* [Requirement]
Collect every line below that contains the word "land", matching its case exactly, and copy each one out in full.

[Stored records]
·····

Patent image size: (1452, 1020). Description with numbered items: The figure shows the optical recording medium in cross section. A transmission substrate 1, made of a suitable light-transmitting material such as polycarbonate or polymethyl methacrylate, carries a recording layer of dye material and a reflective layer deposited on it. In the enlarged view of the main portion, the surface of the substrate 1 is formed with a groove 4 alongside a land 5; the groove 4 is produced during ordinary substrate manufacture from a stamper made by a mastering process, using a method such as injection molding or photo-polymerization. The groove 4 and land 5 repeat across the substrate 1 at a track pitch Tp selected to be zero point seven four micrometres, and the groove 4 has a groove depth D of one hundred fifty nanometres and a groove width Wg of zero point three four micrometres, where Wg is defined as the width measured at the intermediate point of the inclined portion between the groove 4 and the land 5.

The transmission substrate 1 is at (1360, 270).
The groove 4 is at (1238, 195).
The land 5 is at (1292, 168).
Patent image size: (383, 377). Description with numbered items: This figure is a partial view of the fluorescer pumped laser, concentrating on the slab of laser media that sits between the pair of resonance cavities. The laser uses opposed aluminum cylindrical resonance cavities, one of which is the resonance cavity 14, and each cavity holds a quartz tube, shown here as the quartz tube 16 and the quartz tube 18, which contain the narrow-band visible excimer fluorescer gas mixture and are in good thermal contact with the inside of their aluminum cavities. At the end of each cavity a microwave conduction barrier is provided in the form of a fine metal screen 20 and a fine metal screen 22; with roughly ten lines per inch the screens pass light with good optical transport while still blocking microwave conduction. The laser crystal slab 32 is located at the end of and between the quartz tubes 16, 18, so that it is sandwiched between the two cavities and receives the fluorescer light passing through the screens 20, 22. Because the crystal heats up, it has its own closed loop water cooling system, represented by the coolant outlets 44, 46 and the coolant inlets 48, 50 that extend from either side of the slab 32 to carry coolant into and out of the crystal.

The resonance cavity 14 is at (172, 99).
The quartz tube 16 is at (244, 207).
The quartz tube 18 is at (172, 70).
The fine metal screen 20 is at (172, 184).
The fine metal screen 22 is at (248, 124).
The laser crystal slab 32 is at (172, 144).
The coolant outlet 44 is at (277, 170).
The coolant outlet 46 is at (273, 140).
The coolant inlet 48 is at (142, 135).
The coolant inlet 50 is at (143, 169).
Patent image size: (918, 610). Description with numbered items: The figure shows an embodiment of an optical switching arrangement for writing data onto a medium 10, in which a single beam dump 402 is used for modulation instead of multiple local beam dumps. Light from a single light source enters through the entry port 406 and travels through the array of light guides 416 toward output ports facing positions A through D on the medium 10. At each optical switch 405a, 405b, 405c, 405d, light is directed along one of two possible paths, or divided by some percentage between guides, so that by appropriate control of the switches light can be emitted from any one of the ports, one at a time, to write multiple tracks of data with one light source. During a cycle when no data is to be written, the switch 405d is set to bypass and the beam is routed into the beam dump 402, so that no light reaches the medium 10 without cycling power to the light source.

·····

* [Task result]
Patent image size: (1452, 1020). Description with numbered items: The figure shows the optical recording medium in cross section. A transmission substrate 1, made of a suitable light-transmitting material such as polycarbonate or polymethyl methacrylate, carries a recording layer of dye material and a reflective layer deposited on it. In the enlarged view of the main portion, the surface of the substrate 1 is formed with a groove 4 alongside a land 5; the groove 4 is produced during ordinary substrate manufacture from a stamper made by a mastering process, using a method such as injection molding or photo-polymerization. The groove 4 and land 5 repeat across the substrate 1 at a track pitch Tp selected to be zero point seven four micrometres, and the groove 4 has a groove depth D of one hundred fifty nanometres and a groove width Wg of zero point three four micrometres, where Wg is defined as the width measured at the intermediate point of the inclined portion between the groove 4 and the land 5.
The land 5 is at (1292, 168).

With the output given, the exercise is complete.